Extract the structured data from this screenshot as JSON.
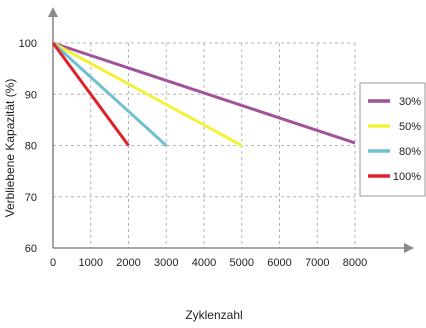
{
  "chart_data": {
    "type": "line",
    "title": "",
    "xlabel": "Zyklenzahl",
    "ylabel": "Verbliebene Kapazität (%)",
    "xlim": [
      0,
      8000
    ],
    "ylim": [
      60,
      100
    ],
    "x_ticks": [
      "0",
      "1000",
      "2000",
      "3000",
      "4000",
      "5000",
      "6000",
      "7000",
      "8000"
    ],
    "y_ticks": [
      "60",
      "70",
      "80",
      "90",
      "100"
    ],
    "grid": true,
    "legend_position": "right",
    "series": [
      {
        "name": "30%",
        "color": "#a0529a",
        "x": [
          0,
          8000
        ],
        "y": [
          100,
          80.5
        ]
      },
      {
        "name": "50%",
        "color": "#f5f03a",
        "x": [
          0,
          5000
        ],
        "y": [
          100,
          80
        ]
      },
      {
        "name": "80%",
        "color": "#6ec1cf",
        "x": [
          0,
          3000
        ],
        "y": [
          100,
          80
        ]
      },
      {
        "name": "100%",
        "color": "#e0202a",
        "x": [
          0,
          2000
        ],
        "y": [
          100,
          80
        ]
      }
    ]
  }
}
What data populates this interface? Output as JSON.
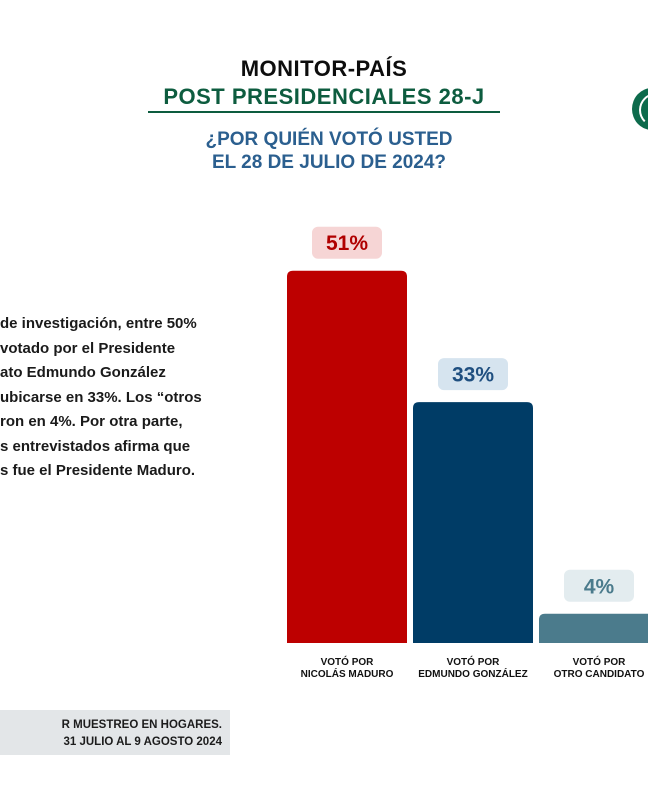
{
  "header": {
    "title": "MONITOR-PAÍS",
    "subtitle": "POST PRESIDENCIALES 28-J",
    "question_line1": "¿POR QUIÉN VOTÓ USTED",
    "question_line2": "EL 28 DE JULIO DE 2024?"
  },
  "colors": {
    "accent_green": "#0d5c3f",
    "question_blue": "#2b5f8f",
    "maduro_red": "#bd0000",
    "gonzalez_navy": "#003c66",
    "otro_slate": "#4b7b8c",
    "logo_green": "#0d6b4c"
  },
  "logo": {
    "icon": "logo-circle-icon"
  },
  "paragraph": {
    "lines": [
      "de investigación, entre 50%",
      "votado por el Presidente",
      "ato Edmundo González",
      "ubicarse en 33%. Los “otros",
      "ron en 4%. Por otra parte,",
      "s entrevistados afirma que",
      "s fue el Presidente Maduro."
    ]
  },
  "footnote": {
    "line1": "R MUESTREO EN HOGARES.",
    "line2": "31 JULIO AL 9 AGOSTO 2024"
  },
  "chart_data": {
    "type": "bar",
    "categories": [
      [
        "VOTÓ POR",
        "NICOLÁS MADURO"
      ],
      [
        "VOTÓ POR",
        "EDMUNDO GONZÁLEZ"
      ],
      [
        "VOTÓ POR",
        "OTRO CANDIDATO"
      ]
    ],
    "values": [
      51,
      33,
      4
    ],
    "value_labels": [
      "51%",
      "33%",
      "4%"
    ],
    "bar_colors": [
      "#bd0000",
      "#003c66",
      "#4b7b8c"
    ],
    "label_bg_colors": [
      "#f6d5d5",
      "#d6e4ef",
      "#e3ecef"
    ],
    "label_text_colors": [
      "#b00000",
      "#1f4f80",
      "#4b7b8c"
    ],
    "ylim": [
      0,
      100
    ],
    "grid": false,
    "legend": "none",
    "title": "",
    "xlabel": "",
    "ylabel": ""
  }
}
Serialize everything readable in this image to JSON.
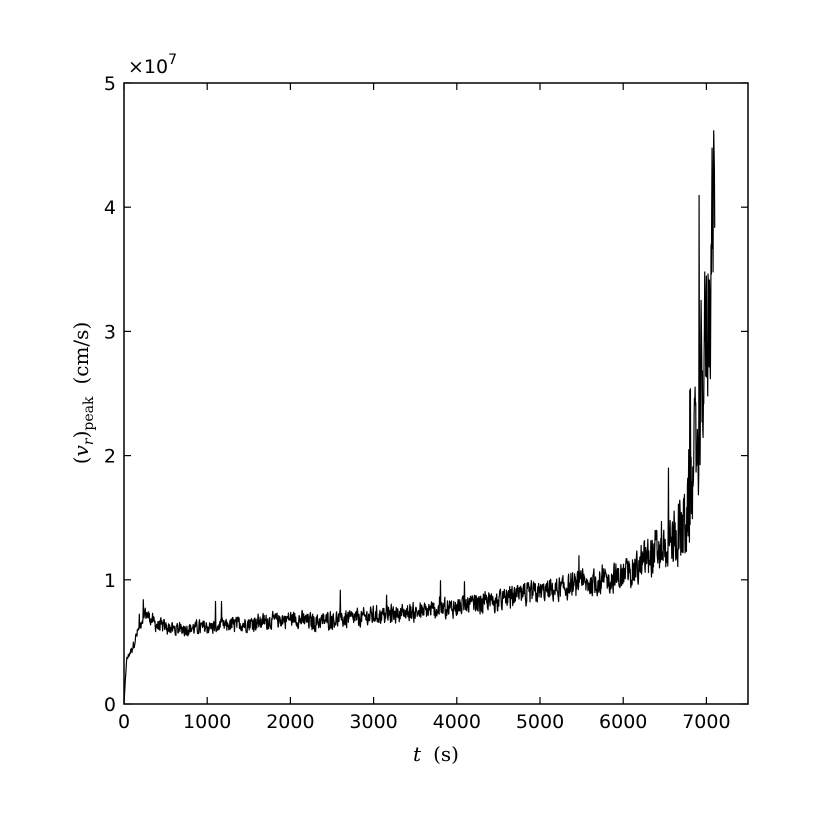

• • • • • • •

Exclude the pictures. Write out the remaining data exactly.

Extract the structured data from this screenshot as JSON.
{
  "chart_data": {
    "type": "line",
    "title": "",
    "xlabel": "Zyklenzahl",
    "ylabel": "Verbliebene Kapazität (%)",
    "xlim": [
      0,
      8000
    ],
    "ylim": [
      60,
      100
    ],
    "x_ticks": [
      "0",
      "1000",
      "2000",
      "3000",
      "4000",
      "5000",
      "6000",
      "7000",
      "8000"
    ],
    "y_ticks": [
      "60",
      "70",
      "80",
      "90",
      "100"
    ],
    "grid": true,
    "legend_position": "right",
    "series": [
      {
        "name": "30%",
        "color": "#a0529a",
        "x": [
          0,
          8000
        ],
        "y": [
          100,
          80.5
        ]
      },
      {
        "name": "50%",
        "color": "#f5f03a",
        "x": [
          0,
          5000
        ],
        "y": [
          100,
          80
        ]
      },
      {
        "name": "80%",
        "color": "#6ec1cf",
        "x": [
          0,
          3000
        ],
        "y": [
          100,
          80
        ]
      },
      {
        "name": "100%",
        "color": "#e0202a",
        "x": [
          0,
          2000
        ],
        "y": [
          100,
          80
        ]
      }
    ]
  }
}
What data populates this interface? Output as JSON.
{
  "header": {
    "title": "MONITOR-PAÍS",
    "subtitle": "POST PRESIDENCIALES 28-J",
    "question_line1": "¿POR QUIÉN VOTÓ USTED",
    "question_line2": "EL 28 DE JULIO DE 2024?"
  },
  "colors": {
    "accent_green": "#0d5c3f",
    "question_blue": "#2b5f8f",
    "maduro_red": "#bd0000",
    "gonzalez_navy": "#003c66",
    "otro_slate": "#4b7b8c",
    "logo_green": "#0d6b4c"
  },
  "logo": {
    "icon": "logo-circle-icon"
  },
  "paragraph": {
    "lines": [
      "de investigación, entre 50%",
      "votado por el Presidente",
      "ato Edmundo González",
      "ubicarse en 33%. Los “otros",
      "ron en 4%. Por otra parte,",
      "s entrevistados afirma que",
      "s fue el Presidente Maduro."
    ]
  },
  "footnote": {
    "line1": "R MUESTREO EN HOGARES.",
    "line2": "31 JULIO AL 9 AGOSTO 2024"
  },
  "chart_data": {
    "type": "bar",
    "categories": [
      [
        "VOTÓ POR",
        "NICOLÁS MADURO"
      ],
      [
        "VOTÓ POR",
        "EDMUNDO GONZÁLEZ"
      ],
      [
        "VOTÓ POR",
        "OTRO CANDIDATO"
      ]
    ],
    "values": [
      51,
      33,
      4
    ],
    "value_labels": [
      "51%",
      "33%",
      "4%"
    ],
    "bar_colors": [
      "#bd0000",
      "#003c66",
      "#4b7b8c"
    ],
    "label_bg_colors": [
      "#f6d5d5",
      "#d6e4ef",
      "#e3ecef"
    ],
    "label_text_colors": [
      "#b00000",
      "#1f4f80",
      "#4b7b8c"
    ],
    "ylim": [
      0,
      100
    ],
    "grid": false,
    "legend": "none",
    "title": "",
    "xlabel": "",
    "ylabel": ""
  }
}
Serialize everything readable in this image to JSON.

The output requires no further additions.